— WRITTEN REQUEST —
Among the lines below, list those containing the string "上海市杨浦区齐齐哈尔路第一小学".

— GIVEN DATA —
——————————

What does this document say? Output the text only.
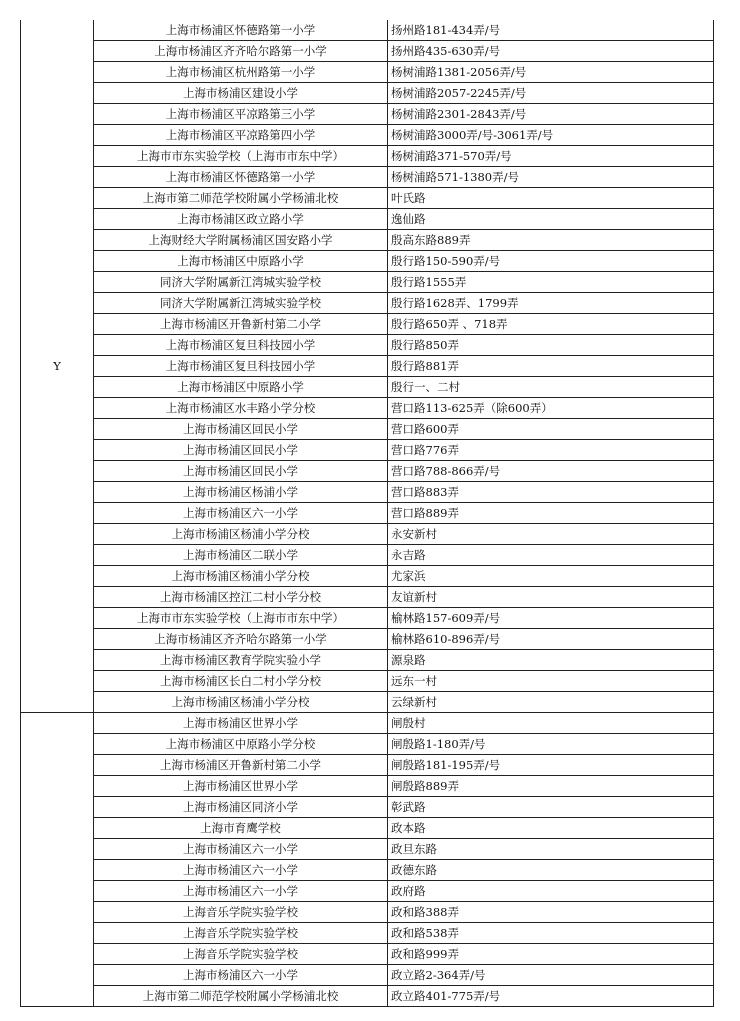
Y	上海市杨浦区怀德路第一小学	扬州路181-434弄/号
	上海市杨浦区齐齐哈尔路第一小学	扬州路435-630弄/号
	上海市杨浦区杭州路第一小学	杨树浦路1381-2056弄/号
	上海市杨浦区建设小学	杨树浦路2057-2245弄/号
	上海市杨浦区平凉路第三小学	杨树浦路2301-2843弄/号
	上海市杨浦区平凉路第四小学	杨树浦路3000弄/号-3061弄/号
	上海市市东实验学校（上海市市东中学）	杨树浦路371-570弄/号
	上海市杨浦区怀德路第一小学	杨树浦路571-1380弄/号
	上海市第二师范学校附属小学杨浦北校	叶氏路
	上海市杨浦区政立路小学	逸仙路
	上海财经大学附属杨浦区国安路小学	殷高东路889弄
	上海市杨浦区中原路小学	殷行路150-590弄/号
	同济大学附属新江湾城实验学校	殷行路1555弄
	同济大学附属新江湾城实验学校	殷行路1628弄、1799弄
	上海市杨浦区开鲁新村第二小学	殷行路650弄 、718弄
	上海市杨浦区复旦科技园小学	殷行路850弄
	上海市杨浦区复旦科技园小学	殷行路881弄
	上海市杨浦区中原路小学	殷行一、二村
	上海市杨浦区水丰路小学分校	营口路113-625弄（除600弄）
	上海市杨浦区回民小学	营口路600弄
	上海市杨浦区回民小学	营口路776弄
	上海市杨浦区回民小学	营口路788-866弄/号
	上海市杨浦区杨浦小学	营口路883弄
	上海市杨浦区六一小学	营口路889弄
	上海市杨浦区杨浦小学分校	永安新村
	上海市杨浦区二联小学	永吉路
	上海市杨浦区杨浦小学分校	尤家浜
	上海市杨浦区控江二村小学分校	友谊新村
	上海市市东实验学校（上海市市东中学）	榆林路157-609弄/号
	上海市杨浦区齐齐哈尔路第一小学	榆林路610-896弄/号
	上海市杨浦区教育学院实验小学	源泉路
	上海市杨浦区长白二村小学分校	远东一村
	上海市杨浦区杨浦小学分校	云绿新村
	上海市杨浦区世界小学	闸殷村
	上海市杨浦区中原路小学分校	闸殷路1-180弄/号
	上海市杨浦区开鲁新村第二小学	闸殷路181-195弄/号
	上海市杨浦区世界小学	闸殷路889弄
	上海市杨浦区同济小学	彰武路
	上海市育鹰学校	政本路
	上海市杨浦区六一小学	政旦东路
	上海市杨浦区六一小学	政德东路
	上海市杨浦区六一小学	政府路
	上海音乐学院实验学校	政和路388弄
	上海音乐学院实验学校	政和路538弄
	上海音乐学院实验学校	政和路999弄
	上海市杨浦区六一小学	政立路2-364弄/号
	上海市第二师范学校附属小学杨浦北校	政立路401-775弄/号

——————————

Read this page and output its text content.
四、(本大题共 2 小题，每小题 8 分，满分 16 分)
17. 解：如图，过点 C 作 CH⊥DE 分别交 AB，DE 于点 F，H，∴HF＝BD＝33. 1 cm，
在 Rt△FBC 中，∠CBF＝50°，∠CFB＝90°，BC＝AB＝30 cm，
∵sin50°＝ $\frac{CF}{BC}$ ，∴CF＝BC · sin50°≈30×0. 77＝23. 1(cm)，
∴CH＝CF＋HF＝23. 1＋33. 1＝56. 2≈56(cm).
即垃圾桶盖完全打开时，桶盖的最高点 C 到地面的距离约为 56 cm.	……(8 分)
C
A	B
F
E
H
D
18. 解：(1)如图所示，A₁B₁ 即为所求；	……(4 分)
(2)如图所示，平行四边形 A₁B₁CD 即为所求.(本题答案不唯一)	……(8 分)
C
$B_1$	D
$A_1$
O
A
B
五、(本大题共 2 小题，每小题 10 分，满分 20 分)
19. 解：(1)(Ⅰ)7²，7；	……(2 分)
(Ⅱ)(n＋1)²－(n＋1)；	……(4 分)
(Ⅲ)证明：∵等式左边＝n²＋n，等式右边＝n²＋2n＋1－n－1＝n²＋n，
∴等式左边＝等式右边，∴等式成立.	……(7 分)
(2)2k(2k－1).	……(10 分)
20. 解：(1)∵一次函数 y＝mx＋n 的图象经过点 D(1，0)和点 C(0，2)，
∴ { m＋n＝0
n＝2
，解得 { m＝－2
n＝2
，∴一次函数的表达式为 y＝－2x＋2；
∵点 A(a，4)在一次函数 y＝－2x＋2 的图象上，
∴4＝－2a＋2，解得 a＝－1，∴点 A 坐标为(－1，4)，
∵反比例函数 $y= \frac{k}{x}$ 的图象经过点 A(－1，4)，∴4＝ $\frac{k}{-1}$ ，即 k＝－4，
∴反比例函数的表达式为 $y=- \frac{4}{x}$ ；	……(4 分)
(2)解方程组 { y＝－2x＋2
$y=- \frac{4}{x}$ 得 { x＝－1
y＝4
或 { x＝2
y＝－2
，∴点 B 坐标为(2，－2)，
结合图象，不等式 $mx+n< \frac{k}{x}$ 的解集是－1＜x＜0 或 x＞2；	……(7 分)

——————————

— WRITTEN SOLUTION —
	上海市杨浦区齐齐哈尔路第一小学	扬州路435-630弄/号
	上海市杨浦区齐齐哈尔路第一小学	榆林路610-896弄/号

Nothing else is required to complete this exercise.